§ **Brief**: Search the material for the string "experience" and copy each line where it occurs.
--- Start Records to use ---
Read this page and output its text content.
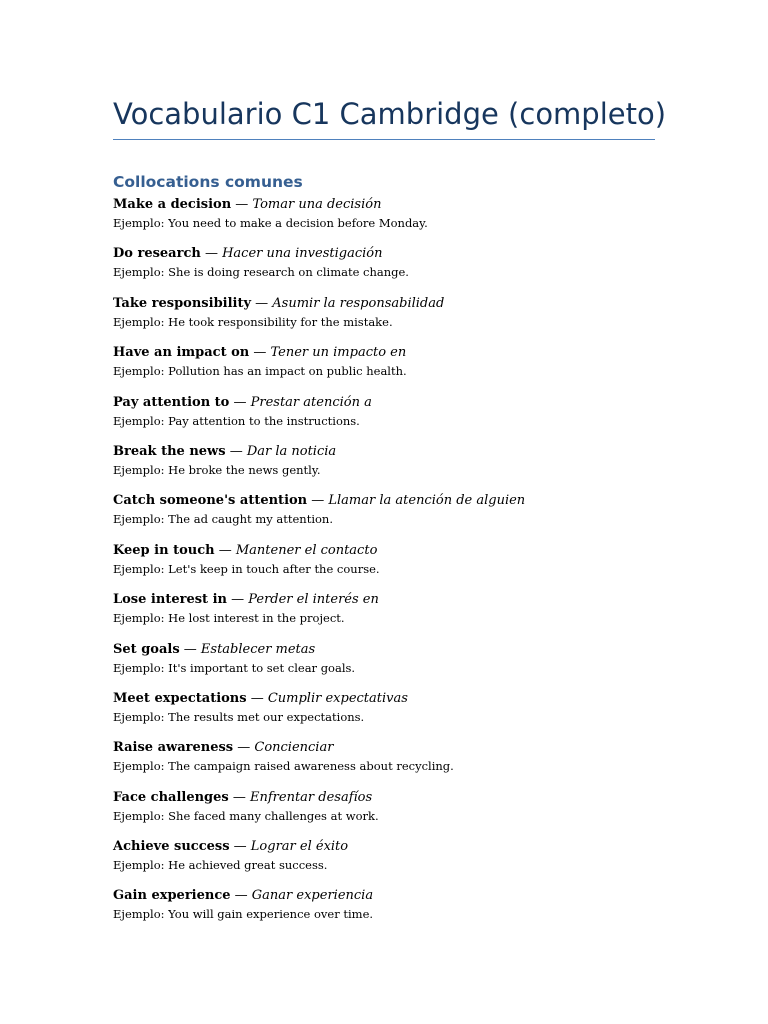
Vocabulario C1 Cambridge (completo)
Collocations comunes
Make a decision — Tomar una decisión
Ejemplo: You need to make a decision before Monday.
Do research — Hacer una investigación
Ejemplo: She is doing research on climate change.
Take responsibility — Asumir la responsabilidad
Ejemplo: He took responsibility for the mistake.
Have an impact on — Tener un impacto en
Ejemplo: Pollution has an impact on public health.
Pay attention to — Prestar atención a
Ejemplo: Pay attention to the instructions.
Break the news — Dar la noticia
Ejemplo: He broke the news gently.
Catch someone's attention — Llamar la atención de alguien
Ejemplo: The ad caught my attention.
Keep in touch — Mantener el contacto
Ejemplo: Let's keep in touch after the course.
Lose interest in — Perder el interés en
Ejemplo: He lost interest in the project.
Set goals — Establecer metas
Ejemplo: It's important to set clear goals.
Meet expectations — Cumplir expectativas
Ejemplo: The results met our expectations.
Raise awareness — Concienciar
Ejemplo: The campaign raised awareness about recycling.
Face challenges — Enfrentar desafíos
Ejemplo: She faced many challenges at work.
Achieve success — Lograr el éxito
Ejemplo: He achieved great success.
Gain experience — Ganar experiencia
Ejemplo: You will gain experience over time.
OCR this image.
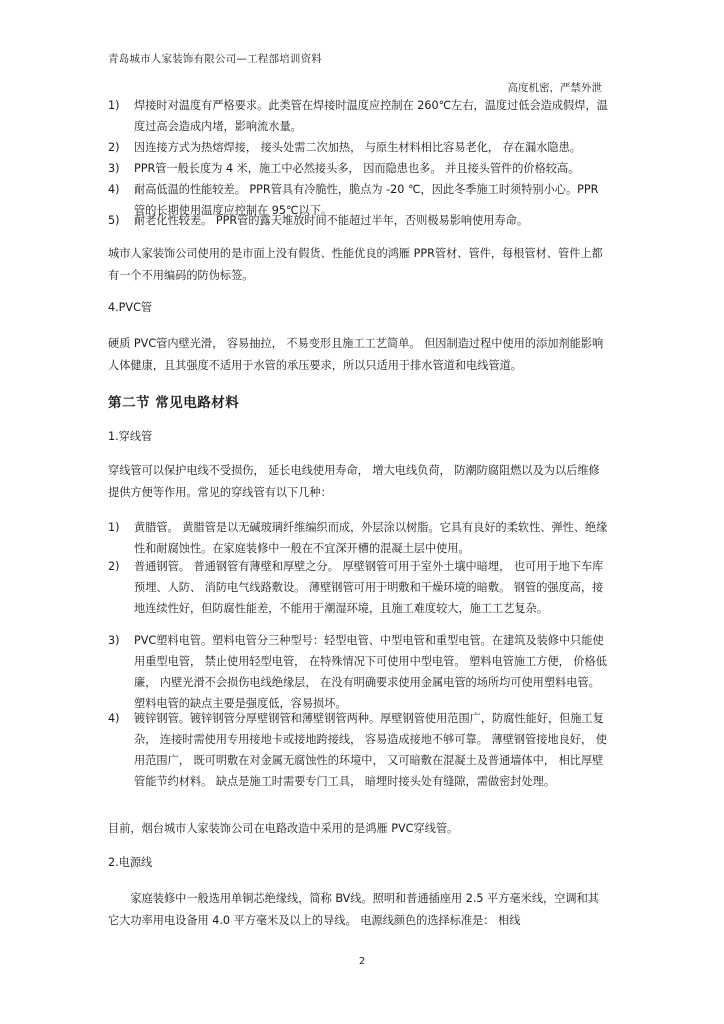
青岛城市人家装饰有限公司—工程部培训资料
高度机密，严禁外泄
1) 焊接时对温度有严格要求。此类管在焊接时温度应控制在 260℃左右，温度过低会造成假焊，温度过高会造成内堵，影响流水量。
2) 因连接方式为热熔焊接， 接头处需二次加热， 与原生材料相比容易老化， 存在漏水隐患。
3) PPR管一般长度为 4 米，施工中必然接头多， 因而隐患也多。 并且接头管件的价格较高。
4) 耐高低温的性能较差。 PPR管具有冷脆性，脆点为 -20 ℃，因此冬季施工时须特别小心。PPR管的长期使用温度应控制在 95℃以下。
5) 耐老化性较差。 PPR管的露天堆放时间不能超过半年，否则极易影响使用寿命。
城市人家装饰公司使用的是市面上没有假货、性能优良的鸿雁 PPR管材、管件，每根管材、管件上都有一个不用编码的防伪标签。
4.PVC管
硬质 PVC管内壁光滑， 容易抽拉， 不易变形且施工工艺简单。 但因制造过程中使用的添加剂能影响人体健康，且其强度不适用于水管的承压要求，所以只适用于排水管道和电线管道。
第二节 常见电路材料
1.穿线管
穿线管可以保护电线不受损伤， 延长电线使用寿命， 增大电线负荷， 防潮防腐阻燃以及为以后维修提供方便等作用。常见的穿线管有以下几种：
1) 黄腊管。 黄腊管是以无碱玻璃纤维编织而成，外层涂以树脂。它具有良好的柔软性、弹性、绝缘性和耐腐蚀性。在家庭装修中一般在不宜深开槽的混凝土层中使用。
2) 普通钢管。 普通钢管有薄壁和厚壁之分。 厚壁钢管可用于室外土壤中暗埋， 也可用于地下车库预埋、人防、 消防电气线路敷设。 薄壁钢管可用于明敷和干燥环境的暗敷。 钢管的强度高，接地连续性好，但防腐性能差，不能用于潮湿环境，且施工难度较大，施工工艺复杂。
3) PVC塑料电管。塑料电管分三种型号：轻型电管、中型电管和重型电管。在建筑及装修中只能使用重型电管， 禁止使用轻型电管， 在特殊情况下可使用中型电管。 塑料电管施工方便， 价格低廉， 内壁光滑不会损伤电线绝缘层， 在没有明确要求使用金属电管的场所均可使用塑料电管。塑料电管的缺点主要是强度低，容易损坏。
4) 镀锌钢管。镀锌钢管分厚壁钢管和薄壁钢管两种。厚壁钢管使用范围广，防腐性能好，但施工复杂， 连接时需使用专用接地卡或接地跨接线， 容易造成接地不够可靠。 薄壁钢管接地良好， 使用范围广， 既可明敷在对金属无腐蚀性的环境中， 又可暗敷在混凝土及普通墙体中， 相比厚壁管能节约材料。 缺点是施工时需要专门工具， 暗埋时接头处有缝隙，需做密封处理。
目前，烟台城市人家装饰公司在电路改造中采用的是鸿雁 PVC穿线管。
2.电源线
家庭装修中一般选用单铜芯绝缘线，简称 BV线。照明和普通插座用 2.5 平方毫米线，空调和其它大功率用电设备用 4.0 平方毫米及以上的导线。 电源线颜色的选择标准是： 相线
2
--- End Records to use ---
--- Start Records to use ---
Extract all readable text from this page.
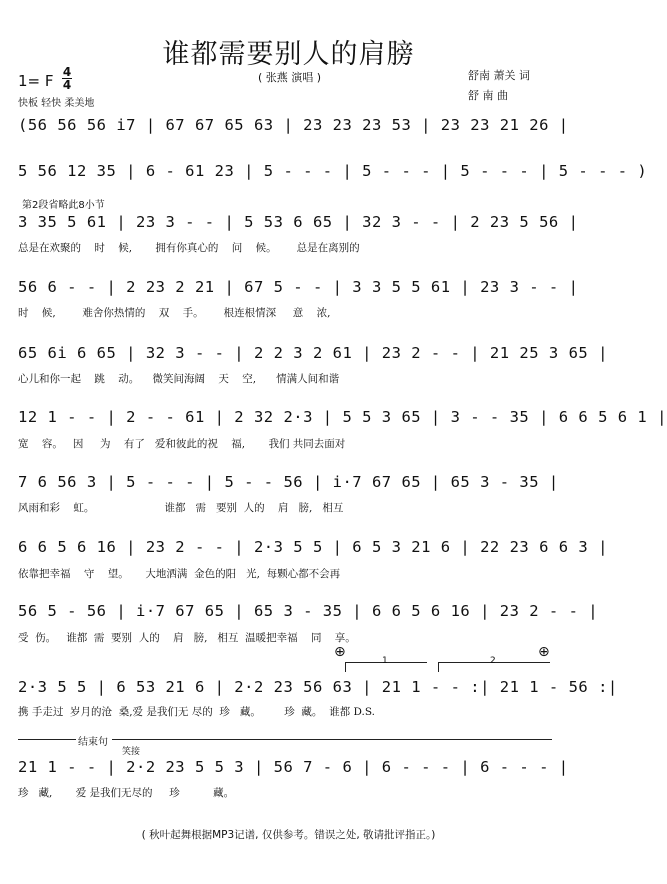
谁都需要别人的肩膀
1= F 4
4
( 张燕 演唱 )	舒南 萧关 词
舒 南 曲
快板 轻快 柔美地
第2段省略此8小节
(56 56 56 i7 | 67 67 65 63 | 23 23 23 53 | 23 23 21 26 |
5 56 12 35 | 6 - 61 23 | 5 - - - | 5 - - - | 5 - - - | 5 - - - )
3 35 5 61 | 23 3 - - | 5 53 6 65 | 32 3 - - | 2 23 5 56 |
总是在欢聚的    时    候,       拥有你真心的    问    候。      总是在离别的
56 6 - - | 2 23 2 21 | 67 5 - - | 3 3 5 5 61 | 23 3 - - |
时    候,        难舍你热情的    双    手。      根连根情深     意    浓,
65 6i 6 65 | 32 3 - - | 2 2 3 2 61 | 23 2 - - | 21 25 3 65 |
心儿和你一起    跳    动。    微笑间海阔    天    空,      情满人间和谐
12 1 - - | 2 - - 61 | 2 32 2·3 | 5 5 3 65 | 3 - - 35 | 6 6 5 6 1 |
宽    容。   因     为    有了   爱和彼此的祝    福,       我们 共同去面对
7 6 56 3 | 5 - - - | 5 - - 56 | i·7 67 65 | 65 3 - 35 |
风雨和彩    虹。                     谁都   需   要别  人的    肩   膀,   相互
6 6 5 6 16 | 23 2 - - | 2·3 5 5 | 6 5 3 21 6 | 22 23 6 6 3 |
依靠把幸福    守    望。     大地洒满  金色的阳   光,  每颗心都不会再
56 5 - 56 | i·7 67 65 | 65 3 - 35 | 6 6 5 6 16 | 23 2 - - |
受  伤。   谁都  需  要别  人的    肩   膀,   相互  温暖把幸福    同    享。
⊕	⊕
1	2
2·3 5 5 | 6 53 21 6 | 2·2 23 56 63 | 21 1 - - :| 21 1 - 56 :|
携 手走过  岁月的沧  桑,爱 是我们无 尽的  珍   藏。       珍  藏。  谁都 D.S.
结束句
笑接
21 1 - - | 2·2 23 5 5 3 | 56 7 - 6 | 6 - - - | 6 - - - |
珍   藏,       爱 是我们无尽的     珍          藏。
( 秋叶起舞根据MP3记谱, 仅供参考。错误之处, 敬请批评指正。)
--- End Records to use ---
§ **Exercise solution**:
Gain experience — Ganar experiencia
Ejemplo: You will gain experience over time.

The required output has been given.